■ Do this: Can you transcribe every line exactly and leave the pictures behind?
■ ■ ■
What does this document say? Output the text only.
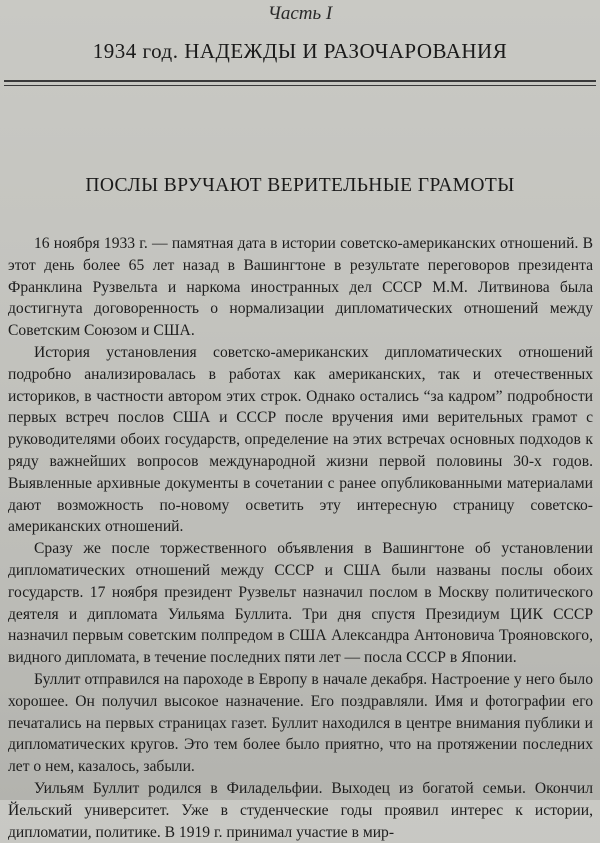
Часть I
1934 год. НАДЕЖДЫ И РАЗОЧАРОВАНИЯ
ПОСЛЫ ВРУЧАЮТ ВЕРИТЕЛЬНЫЕ ГРАМОТЫ

16 ноября 1933 г. — памятная дата в истории советско-американских отношений. В этот день более 65 лет назад в Вашингтоне в результате переговоров президента Франклина Рузвельта и наркома иностранных дел СССР М.М. Литвинова была достигнута договоренность о нормализации дипломатических отношений между Советским Союзом и США.

История установления советско-американских дипломатических отношений подробно анализировалась в работах как американских, так и отечественных историков, в частности автором этих строк. Однако остались “за кадром” подробности первых встреч послов США и СССР после вручения ими верительных грамот с руководителями обоих государств, определение на этих встречах основных подходов к ряду важнейших вопросов международной жизни первой половины 30-х годов. Выявленные архивные документы в сочетании с ранее опубликованными материалами дают возможность по-новому осветить эту интересную страницу советско-американских отношений.

Сразу же после торжественного объявления в Вашингтоне об установлении дипломатических отношений между СССР и США были названы послы обоих государств. 17 ноября президент Рузвельт назначил послом в Москву политического деятеля и дипломата Уильяма Буллита. Три дня спустя Президиум ЦИК СССР назначил первым советским полпредом в США Александра Антоновича Трояновского, видного дипломата, в течение последних пяти лет — посла СССР в Японии.

Буллит отправился на пароходе в Европу в начале декабря. Настроение у него было хорошее. Он получил высокое назначение. Его поздравляли. Имя и фотографии его печатались на первых страницах газет. Буллит находился в центре внимания публики и дипломатических кругов. Это тем более было приятно, что на протяжении последних лет о нем, казалось, забыли.

Уильям Буллит родился в Филадельфии. Выходец из богатой семьи. Окончил Йельский университет. Уже в студенческие годы проявил интерес к истории, дипломатии, политике. В 1919 г. принимал участие в мир-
■ ■ ■
■ Correct result:
What does this document say? Output the text only.
Часть I
1934 год. НАДЕЖДЫ И РАЗОЧАРОВАНИЯ
ПОСЛЫ ВРУЧАЮТ ВЕРИТЕЛЬНЫЕ ГРАМОТЫ

16 ноября 1933 г. — памятная дата в истории советско-американских отношений. В этот день более 65 лет назад в Вашингтоне в результате переговоров президента Франклина Рузвельта и наркома иностранных дел СССР М.М. Литвинова была достигнута договоренность о нормализации дипломатических отношений между Советским Союзом и США.

История установления советско-американских дипломатических отношений подробно анализировалась в работах как американских, так и отечественных историков, в частности автором этих строк. Однако остались “за кадром” подробности первых встреч послов США и СССР после вручения ими верительных грамот с руководителями обоих государств, определение на этих встречах основных подходов к ряду важнейших вопросов международной жизни первой половины 30-х годов. Выявленные архивные документы в сочетании с ранее опубликованными материалами дают возможность по-новому осветить эту интересную страницу советско-американских отношений.

Сразу же после торжественного объявления в Вашингтоне об установлении дипломатических отношений между СССР и США были названы послы обоих государств. 17 ноября президент Рузвельт назначил послом в Москву политического деятеля и дипломата Уильяма Буллита. Три дня спустя Президиум ЦИК СССР назначил первым советским полпредом в США Александра Антоновича Трояновского, видного дипломата, в течение последних пяти лет — посла СССР в Японии.

Буллит отправился на пароходе в Европу в начале декабря. Настроение у него было хорошее. Он получил высокое назначение. Его поздравляли. Имя и фотографии его печатались на первых страницах газет. Буллит находился в центре внимания публики и дипломатических кругов. Это тем более было приятно, что на протяжении последних лет о нем, казалось, забыли.

Уильям Буллит родился в Филадельфии. Выходец из богатой семьи. Окончил Йельский университет. Уже в студенческие годы проявил интерес к истории, дипломатии, политике. В 1919 г. принимал участие в мир-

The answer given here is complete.